= PAGE EXCERPT =
Frank Williams' team had won their first race at Silverstone in 1979 with one time Ferrari front runner turned journeyman Clay Regazzoni taking a very popular win. Frank had been around F1 running various projects for ten years without much success, but his alliance with the young engineer Patrick Head to form Williams GP Engineering in 1977 finally got his ball rolling. Williams tidy FW07 took the ground effects aerodynamic concept first pioneered by Lotus in 1977 and ran with it, moving the downforce game along further through detail improvements, and becoming the car to beat once reliability problems had been ironed out. In 1985 Keke Rosberg's Williams Honda had powered around Silverstone in 1 minute 5 seconds, with an average speed of 160.9 mph. This included the chicane at Woodcote; a chicane that Rosberg barely seemed to slow down for at all. Despite the outlawing of ground effect aerodynamics and the consequent loss of cornering speeds, the ever increasing power outputs meant that F1 cars were outgrowing the circuits of old. A larger chicane was placed Woodcote for 1987 and Rosberg' speed record held until 2002 until broken at Monza.

Off the track too the paddock and garages of the Brands Hatches of the world were no longer large enough to contain the money now sloshing around the sport. After twenty years of alternating from 1987 the British GP was to be henceforth held at Silverstone every year. Mansell beat his Williams teammate Piquet at Brands in 1986, igniting a rivalry that would fizz throughout the next two seasons as Piquet, the double champion, struggled to cope with the thought that his journeyman teammate was now beating him fair and square. Mansell, with a winning car at last, seemed to have come alive, driving with a daring panache that had not been seen from a British driver since Hunt.

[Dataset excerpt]
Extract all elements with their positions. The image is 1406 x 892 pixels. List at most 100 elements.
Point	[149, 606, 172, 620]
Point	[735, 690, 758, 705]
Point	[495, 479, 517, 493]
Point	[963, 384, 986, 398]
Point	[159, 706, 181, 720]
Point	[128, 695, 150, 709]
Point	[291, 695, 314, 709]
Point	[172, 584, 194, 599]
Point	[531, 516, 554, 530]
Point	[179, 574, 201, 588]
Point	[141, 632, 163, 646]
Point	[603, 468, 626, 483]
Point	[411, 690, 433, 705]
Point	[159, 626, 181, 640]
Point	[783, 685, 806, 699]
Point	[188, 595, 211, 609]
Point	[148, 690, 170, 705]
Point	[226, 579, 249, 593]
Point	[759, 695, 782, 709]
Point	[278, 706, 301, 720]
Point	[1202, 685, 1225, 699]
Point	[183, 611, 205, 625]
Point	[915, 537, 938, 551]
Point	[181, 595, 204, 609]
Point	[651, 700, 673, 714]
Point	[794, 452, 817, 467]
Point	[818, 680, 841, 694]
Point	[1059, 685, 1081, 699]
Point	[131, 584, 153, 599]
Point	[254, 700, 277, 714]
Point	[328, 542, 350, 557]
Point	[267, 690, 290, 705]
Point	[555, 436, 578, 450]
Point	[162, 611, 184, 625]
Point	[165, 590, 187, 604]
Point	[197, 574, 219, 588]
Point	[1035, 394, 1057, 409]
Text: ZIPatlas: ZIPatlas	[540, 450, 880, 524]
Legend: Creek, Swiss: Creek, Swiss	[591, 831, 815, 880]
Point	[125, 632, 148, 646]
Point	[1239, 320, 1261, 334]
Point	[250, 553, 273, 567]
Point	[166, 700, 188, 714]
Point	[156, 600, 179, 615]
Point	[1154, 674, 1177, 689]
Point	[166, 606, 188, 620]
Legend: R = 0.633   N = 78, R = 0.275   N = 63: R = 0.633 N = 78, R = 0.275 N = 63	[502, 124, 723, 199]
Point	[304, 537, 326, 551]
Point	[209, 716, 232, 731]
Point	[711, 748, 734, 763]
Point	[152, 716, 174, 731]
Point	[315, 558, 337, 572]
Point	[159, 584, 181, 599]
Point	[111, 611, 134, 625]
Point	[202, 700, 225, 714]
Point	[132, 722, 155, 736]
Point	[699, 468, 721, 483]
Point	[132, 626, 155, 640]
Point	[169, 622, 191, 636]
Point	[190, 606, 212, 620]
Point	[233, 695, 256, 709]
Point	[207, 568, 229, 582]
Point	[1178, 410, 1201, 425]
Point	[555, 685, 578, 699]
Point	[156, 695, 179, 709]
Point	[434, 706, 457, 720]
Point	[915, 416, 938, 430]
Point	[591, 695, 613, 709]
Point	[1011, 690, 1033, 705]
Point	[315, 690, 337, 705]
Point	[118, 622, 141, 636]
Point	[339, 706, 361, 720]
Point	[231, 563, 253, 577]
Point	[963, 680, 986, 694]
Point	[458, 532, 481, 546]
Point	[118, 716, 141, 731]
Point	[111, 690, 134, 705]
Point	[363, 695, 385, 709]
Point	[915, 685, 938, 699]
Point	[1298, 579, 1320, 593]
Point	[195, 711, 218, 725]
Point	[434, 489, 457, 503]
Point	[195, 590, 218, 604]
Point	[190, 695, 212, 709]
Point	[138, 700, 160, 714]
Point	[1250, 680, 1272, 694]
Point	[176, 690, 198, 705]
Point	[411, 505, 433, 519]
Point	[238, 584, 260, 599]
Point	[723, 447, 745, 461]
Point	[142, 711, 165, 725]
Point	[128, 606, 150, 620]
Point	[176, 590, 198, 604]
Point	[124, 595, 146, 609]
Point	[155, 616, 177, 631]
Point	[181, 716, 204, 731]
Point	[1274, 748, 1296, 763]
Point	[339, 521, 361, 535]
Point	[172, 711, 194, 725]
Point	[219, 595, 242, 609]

= TASK SET =
**A)** What lap time did Keke Rosberg's Williams Honda set at Silverstone in 1985, according to the Williams F1 passage?
**B)** Transcribe the stretch of the Williams F1 passage from "Off the track" through "driver since Hunt.".
**C)** Write the next part of the Williams F1 passage, picking up after its final sentence.

= ANSWERS FOR THIS EXERCISE =
**A)** 1 minute 5 seconds, at an average speed of 160.9 mph.

**B)**
Off the track too the paddock and garages of the Brands Hatches of the world were no longer large enough to contain the money now sloshing around the sport. After twenty years of alternating from 1987 the British GP was to be henceforth held at Silverstone every year. Mansell beat his Williams teammate Piquet at Brands in 1986, igniting a rivalry that would fizz throughout the next two seasons as Piquet, the double champion, struggled to cope with the thought that his journeyman teammate was now beating him fair and square. Mansell, with a winning car at last, seemed to have come alive, driving with a daring panache that had not been seen from a British driver since Hunt.

**C)**
The two Williams Honda drivers had managed to lose the 1986 championship to Alain Prost but the teams car superiority continued into the next year and by the time Silverstone rolled around it was a two horse race - not that the crowd minded, 100,000 spectators piled into the airfield to cheer on 'Nige'. In the mid eighties tyre stops had become a new accepted strategy in races. Where once changing tyres had only been done with a puncture or rain, the tactical advantages of tyre changes were becoming clear if the time lost in the pitstop was more than offset by the performance gain of the new rubber. The Williams team in 1987 agreed with the drivers that if they needed to stop it would be just past half way in the 65 lap race. For Mansell the question of whether or not to stop was made for him when one of the wheels developed a worrying vibration. He decided he would slow down slightly, maintain a gap to Piquet and wait for the performance gain of the new wheels. It was a tactical choice that would become the bread and butter of F1, (and most of other motor racing) in the future. Unfortunately for Mansell it seemed as though his pitstop - done in 9.2 seconds (a time that would seem an eternity a few years later) - was a waste of time. His tyres were not badly worn down, ergo neither were the other Williams', and he was now half a minute down.

Had it been any other race that might have been that, but Mansell always carried along with by adrenaline with his heart on his sleeve felt the energy from the crowd and began to carve up the gap. In the earliest days of computer engine controls there was not the myriad of modes - all monitored from the pitwall - that there would come to be. Williams number 5 had its turbo boost dial turned up to the maximum and to hell with the consequences. The gap shrunk dramatically as the laps ticked down, with the leaders taking no prisoners with the backmarkers. A six second gap vanished in as many laps and the leaders were nose to tail with three laps to go. Mansell closed up Piquet's tail running down the Hangar straight, threw a move to the outside and then immediately dived down the inside as Piquet went to cover the outside leaving the door wide open. The roar of the crowd drowned out the engines, and the massed ranks of Union flag waving fans mobbed the winning car as it cruised around the slow down lap. It hadn't run out of fuel as might be expected with such a high boost run, but instead had a completely cooked engine - Mansell had flirted closely with an embarrassing disaster by being so eager with the boost dial, but nobody minded as he mimicked a papal kiss on the British tarmac on his lap of honour.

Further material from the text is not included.